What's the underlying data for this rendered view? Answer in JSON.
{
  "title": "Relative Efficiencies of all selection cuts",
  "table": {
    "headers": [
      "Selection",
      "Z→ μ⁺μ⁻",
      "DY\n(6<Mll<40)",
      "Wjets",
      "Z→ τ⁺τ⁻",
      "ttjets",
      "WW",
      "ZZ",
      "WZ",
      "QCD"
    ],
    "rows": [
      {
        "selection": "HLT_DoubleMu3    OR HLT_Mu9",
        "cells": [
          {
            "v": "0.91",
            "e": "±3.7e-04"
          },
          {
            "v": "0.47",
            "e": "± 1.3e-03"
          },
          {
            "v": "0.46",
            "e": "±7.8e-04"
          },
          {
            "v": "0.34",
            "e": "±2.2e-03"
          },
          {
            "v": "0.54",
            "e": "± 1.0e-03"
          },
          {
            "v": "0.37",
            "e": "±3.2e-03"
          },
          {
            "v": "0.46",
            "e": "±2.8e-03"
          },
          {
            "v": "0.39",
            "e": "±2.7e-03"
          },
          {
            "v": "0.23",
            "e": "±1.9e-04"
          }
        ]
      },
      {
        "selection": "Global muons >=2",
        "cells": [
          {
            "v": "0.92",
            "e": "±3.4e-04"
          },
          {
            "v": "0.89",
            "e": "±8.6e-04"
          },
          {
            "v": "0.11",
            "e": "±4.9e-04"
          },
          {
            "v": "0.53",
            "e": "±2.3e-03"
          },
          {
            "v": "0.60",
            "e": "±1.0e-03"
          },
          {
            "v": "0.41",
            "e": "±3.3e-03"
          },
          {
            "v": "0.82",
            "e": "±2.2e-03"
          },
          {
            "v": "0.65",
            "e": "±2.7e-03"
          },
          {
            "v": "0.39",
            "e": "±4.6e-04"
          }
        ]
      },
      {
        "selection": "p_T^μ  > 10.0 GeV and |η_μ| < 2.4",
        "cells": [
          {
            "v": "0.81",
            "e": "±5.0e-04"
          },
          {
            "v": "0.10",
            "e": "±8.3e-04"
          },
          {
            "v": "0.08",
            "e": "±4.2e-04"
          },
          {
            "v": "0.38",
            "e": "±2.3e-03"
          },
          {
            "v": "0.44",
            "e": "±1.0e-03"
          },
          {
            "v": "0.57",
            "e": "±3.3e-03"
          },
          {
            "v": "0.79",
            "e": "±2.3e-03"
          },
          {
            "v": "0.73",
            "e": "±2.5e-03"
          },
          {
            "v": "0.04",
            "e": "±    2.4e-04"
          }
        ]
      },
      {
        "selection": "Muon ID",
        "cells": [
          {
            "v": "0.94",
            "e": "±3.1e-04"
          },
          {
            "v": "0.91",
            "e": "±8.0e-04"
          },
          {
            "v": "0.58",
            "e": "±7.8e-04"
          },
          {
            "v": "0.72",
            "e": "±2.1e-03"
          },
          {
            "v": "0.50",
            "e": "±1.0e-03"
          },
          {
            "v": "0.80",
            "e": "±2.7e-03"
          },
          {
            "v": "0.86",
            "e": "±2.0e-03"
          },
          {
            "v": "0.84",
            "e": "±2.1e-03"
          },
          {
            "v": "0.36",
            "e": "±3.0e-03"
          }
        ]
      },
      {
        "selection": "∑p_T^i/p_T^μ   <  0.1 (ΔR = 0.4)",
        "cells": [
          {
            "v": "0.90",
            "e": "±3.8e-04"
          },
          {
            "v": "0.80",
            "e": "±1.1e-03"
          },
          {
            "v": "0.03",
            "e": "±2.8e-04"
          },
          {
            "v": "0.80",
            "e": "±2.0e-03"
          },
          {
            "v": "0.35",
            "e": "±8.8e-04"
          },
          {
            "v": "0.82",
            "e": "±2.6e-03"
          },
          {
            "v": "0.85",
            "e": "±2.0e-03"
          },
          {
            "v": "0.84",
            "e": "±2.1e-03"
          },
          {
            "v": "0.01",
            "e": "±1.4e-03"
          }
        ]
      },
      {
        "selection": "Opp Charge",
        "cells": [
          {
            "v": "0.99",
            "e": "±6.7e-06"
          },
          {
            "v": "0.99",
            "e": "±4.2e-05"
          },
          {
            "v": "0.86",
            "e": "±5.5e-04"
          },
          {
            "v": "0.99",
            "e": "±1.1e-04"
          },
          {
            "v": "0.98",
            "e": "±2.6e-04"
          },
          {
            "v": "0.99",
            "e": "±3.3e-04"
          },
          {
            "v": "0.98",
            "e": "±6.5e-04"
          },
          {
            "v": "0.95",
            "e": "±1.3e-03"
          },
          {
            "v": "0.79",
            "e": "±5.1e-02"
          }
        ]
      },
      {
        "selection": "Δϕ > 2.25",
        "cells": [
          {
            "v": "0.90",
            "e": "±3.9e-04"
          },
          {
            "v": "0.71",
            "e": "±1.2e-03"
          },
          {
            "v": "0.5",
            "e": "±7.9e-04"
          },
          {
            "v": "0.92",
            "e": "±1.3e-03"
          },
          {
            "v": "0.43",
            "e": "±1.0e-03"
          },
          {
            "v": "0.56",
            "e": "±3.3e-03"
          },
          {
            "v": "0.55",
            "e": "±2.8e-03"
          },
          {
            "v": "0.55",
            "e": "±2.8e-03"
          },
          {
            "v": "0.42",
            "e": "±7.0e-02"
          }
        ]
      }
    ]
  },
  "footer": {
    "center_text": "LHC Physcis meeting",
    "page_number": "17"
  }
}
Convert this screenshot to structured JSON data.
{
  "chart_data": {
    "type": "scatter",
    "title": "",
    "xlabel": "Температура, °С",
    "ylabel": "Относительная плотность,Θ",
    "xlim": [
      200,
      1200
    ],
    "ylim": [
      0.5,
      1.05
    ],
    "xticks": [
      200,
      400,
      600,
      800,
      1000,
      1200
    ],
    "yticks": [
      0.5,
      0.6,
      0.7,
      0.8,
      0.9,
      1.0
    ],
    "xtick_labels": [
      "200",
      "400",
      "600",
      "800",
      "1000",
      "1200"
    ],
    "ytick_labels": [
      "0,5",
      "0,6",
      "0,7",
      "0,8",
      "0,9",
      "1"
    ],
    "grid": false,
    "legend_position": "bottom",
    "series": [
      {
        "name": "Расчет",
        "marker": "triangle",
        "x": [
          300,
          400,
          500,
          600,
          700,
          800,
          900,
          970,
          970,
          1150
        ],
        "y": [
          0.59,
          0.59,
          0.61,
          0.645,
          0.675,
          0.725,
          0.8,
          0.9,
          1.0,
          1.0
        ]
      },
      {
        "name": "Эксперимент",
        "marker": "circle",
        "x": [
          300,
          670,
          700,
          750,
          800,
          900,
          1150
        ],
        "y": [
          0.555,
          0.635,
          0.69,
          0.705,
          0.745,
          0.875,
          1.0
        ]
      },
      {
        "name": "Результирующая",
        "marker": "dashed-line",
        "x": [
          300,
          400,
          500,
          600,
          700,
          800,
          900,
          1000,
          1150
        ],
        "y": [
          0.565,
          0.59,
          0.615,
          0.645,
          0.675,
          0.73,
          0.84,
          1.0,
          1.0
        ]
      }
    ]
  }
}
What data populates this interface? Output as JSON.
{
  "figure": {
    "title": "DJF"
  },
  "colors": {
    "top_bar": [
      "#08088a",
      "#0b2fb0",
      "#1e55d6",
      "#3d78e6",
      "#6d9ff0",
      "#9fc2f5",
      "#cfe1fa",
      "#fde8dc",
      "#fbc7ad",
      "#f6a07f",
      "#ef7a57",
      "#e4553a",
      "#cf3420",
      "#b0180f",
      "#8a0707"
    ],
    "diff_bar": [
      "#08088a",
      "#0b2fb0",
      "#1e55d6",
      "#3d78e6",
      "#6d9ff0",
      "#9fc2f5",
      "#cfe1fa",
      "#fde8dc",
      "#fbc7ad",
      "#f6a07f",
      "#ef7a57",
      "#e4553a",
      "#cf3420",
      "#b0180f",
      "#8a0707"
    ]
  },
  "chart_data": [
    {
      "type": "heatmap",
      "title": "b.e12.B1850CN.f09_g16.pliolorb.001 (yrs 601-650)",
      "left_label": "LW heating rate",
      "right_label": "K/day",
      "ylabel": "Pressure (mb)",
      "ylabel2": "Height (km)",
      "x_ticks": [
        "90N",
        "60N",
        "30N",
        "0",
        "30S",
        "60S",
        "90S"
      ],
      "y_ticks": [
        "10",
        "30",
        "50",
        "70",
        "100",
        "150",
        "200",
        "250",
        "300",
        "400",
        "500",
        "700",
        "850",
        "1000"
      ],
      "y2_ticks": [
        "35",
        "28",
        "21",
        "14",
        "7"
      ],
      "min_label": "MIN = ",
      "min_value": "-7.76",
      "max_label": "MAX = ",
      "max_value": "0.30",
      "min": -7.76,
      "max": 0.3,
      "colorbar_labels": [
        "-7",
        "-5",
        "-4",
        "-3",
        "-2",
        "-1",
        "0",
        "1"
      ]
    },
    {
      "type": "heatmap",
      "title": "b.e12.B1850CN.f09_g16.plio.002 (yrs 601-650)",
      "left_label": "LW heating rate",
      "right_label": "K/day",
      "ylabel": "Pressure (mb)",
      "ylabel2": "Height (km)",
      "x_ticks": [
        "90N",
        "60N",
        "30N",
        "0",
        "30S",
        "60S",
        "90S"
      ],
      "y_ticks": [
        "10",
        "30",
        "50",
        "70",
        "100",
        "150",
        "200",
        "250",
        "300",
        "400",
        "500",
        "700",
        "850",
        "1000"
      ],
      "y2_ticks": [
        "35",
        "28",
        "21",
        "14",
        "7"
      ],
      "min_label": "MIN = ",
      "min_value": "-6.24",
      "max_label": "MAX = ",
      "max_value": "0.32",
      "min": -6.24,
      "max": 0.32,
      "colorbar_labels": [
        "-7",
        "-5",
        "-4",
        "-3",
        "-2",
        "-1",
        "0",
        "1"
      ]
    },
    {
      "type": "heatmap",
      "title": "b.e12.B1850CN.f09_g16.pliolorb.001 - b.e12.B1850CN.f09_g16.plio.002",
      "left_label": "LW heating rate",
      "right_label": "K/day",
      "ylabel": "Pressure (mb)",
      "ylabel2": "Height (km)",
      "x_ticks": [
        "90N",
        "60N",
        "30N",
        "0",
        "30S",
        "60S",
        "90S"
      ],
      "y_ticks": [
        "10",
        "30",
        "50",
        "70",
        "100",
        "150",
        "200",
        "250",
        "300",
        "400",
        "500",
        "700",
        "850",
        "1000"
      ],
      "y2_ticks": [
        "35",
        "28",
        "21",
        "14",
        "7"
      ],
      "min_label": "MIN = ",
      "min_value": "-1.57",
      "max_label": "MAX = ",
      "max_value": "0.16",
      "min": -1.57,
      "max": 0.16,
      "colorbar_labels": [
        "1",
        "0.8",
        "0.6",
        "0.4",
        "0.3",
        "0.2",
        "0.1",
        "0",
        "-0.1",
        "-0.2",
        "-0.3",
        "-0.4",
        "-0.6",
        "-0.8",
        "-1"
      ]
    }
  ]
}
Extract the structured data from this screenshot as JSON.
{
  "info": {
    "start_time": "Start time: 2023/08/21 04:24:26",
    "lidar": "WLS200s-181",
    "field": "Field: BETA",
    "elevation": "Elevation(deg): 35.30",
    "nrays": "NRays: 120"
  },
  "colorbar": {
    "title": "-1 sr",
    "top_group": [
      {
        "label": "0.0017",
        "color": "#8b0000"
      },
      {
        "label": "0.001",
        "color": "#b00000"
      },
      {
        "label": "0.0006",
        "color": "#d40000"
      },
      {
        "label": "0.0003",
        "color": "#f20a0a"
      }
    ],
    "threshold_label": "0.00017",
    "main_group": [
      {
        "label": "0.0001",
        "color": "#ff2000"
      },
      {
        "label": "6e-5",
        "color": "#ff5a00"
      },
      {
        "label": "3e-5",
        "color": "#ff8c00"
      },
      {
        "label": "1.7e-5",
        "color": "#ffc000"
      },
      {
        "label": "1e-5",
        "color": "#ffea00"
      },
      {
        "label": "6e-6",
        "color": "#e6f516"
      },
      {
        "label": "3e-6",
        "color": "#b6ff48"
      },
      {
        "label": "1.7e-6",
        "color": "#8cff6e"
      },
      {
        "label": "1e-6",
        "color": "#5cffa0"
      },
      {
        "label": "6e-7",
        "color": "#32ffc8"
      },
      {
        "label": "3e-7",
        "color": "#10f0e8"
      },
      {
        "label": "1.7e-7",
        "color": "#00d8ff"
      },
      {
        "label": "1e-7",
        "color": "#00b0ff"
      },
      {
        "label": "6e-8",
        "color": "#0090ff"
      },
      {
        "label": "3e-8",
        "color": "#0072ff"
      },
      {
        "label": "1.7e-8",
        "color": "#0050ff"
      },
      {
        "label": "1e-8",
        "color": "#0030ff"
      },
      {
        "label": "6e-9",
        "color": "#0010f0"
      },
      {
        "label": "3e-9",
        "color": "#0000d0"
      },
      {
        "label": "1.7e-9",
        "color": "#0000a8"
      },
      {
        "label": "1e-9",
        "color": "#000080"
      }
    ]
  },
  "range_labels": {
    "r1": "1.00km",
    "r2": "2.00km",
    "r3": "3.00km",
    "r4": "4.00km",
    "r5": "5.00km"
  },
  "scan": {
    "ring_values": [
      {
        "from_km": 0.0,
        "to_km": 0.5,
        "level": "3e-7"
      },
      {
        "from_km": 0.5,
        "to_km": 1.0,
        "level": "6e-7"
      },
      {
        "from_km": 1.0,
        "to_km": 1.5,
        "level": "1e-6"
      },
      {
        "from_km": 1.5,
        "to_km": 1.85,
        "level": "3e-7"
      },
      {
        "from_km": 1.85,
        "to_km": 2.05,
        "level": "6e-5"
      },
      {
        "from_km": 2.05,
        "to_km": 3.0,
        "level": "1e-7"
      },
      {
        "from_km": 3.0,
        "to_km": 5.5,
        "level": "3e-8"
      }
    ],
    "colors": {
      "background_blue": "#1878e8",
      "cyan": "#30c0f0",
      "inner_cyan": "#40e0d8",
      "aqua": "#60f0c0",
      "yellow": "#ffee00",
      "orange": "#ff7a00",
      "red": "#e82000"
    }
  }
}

**Aim of the task:** Determine how many lines in the records contain "pliolorb", and reply with the number only.

**Result:** 2